- PROVIDED RECORDS:
━━━━━━━━━━━━━━━━━━━━

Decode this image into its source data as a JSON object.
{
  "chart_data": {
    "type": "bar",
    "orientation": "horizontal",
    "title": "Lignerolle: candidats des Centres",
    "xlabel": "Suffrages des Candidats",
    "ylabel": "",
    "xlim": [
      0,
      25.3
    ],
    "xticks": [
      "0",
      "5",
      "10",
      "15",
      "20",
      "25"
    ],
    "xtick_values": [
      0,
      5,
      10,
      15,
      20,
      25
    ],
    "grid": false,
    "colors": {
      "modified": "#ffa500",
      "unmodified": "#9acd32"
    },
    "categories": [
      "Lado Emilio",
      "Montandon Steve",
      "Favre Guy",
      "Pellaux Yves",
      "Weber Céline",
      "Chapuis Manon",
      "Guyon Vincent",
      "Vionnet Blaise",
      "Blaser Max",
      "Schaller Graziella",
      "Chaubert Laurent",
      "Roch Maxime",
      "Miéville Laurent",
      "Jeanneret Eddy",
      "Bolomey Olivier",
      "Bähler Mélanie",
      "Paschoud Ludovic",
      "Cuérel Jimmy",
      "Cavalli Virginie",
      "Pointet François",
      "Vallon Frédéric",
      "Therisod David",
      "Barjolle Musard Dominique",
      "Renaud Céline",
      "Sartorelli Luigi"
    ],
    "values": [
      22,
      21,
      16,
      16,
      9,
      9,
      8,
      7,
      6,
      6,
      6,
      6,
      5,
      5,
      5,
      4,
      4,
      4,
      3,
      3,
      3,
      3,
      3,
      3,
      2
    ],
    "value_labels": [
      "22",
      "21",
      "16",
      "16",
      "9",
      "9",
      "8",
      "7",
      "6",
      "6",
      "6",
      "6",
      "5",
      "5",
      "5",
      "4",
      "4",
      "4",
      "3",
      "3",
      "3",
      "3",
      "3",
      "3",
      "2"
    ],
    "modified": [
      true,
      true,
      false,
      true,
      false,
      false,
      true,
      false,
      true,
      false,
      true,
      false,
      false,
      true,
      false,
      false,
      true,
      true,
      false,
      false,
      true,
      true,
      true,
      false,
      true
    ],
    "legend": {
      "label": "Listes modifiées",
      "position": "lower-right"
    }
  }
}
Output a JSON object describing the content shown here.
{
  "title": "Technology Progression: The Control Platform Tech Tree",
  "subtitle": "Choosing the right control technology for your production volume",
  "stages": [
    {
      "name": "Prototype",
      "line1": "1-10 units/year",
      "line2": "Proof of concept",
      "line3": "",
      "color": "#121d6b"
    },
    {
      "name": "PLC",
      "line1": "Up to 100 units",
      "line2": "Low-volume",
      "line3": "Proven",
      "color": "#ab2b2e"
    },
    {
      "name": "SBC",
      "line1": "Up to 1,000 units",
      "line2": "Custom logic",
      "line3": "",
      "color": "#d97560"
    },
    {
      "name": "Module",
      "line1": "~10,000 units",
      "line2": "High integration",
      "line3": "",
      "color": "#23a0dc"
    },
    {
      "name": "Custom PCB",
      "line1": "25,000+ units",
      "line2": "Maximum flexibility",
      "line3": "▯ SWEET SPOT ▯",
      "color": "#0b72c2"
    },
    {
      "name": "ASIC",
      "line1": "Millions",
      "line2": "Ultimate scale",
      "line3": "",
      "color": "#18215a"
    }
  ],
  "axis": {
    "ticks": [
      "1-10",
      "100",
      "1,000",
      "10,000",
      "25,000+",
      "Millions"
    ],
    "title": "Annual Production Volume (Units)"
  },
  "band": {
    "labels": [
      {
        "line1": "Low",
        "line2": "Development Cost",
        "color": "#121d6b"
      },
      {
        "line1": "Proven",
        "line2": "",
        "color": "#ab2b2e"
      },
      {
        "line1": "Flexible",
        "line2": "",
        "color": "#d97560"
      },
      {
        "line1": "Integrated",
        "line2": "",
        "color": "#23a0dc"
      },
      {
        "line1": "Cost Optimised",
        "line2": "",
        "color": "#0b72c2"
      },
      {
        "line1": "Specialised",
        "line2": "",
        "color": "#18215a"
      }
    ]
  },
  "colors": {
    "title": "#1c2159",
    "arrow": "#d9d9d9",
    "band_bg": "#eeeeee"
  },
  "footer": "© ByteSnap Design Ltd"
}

━━━━━━━━━━━━━━━━━━━━

- PROMPT:
Copy every line of the material, please, keeping it exactly the same.

- RESPONSE TO THE TASK:
Decode this image into its source data as a JSON object.
{
  "chart_data": {
    "type": "bar",
    "orientation": "horizontal",
    "title": "Lignerolle: candidats des Centres",
    "xlabel": "Suffrages des Candidats",
    "ylabel": "",
    "xlim": [
      0,
      25.3
    ],
    "xticks": [
      "0",
      "5",
      "10",
      "15",
      "20",
      "25"
    ],
    "xtick_values": [
      0,
      5,
      10,
      15,
      20,
      25
    ],
    "grid": false,
    "colors": {
      "modified": "#ffa500",
      "unmodified": "#9acd32"
    },
    "categories": [
      "Lado Emilio",
      "Montandon Steve",
      "Favre Guy",
      "Pellaux Yves",
      "Weber Céline",
      "Chapuis Manon",
      "Guyon Vincent",
      "Vionnet Blaise",
      "Blaser Max",
      "Schaller Graziella",
      "Chaubert Laurent",
      "Roch Maxime",
      "Miéville Laurent",
      "Jeanneret Eddy",
      "Bolomey Olivier",
      "Bähler Mélanie",
      "Paschoud Ludovic",
      "Cuérel Jimmy",
      "Cavalli Virginie",
      "Pointet François",
      "Vallon Frédéric",
      "Therisod David",
      "Barjolle Musard Dominique",
      "Renaud Céline",
      "Sartorelli Luigi"
    ],
    "values": [
      22,
      21,
      16,
      16,
      9,
      9,
      8,
      7,
      6,
      6,
      6,
      6,
      5,
      5,
      5,
      4,
      4,
      4,
      3,
      3,
      3,
      3,
      3,
      3,
      2
    ],
    "value_labels": [
      "22",
      "21",
      "16",
      "16",
      "9",
      "9",
      "8",
      "7",
      "6",
      "6",
      "6",
      "6",
      "5",
      "5",
      "5",
      "4",
      "4",
      "4",
      "3",
      "3",
      "3",
      "3",
      "3",
      "3",
      "2"
    ],
    "modified": [
      true,
      true,
      false,
      true,
      false,
      false,
      true,
      false,
      true,
      false,
      true,
      false,
      false,
      true,
      false,
      false,
      true,
      true,
      false,
      false,
      true,
      true,
      true,
      false,
      true
    ],
    "legend": {
      "label": "Listes modifiées",
      "position": "lower-right"
    }
  }
}
Output a JSON object describing the content shown here.
{
  "title": "Technology Progression: The Control Platform Tech Tree",
  "subtitle": "Choosing the right control technology for your production volume",
  "stages": [
    {
      "name": "Prototype",
      "line1": "1-10 units/year",
      "line2": "Proof of concept",
      "line3": "",
      "color": "#121d6b"
    },
    {
      "name": "PLC",
      "line1": "Up to 100 units",
      "line2": "Low-volume",
      "line3": "Proven",
      "color": "#ab2b2e"
    },
    {
      "name": "SBC",
      "line1": "Up to 1,000 units",
      "line2": "Custom logic",
      "line3": "",
      "color": "#d97560"
    },
    {
      "name": "Module",
      "line1": "~10,000 units",
      "line2": "High integration",
      "line3": "",
      "color": "#23a0dc"
    },
    {
      "name": "Custom PCB",
      "line1": "25,000+ units",
      "line2": "Maximum flexibility",
      "line3": "▯ SWEET SPOT ▯",
      "color": "#0b72c2"
    },
    {
      "name": "ASIC",
      "line1": "Millions",
      "line2": "Ultimate scale",
      "line3": "",
      "color": "#18215a"
    }
  ],
  "axis": {
    "ticks": [
      "1-10",
      "100",
      "1,000",
      "10,000",
      "25,000+",
      "Millions"
    ],
    "title": "Annual Production Volume (Units)"
  },
  "band": {
    "labels": [
      {
        "line1": "Low",
        "line2": "Development Cost",
        "color": "#121d6b"
      },
      {
        "line1": "Proven",
        "line2": "",
        "color": "#ab2b2e"
      },
      {
        "line1": "Flexible",
        "line2": "",
        "color": "#d97560"
      },
      {
        "line1": "Integrated",
        "line2": "",
        "color": "#23a0dc"
      },
      {
        "line1": "Cost Optimised",
        "line2": "",
        "color": "#0b72c2"
      },
      {
        "line1": "Specialised",
        "line2": "",
        "color": "#18215a"
      }
    ]
  },
  "colors": {
    "title": "#1c2159",
    "arrow": "#d9d9d9",
    "band_bg": "#eeeeee"
  },
  "footer": "© ByteSnap Design Ltd"
}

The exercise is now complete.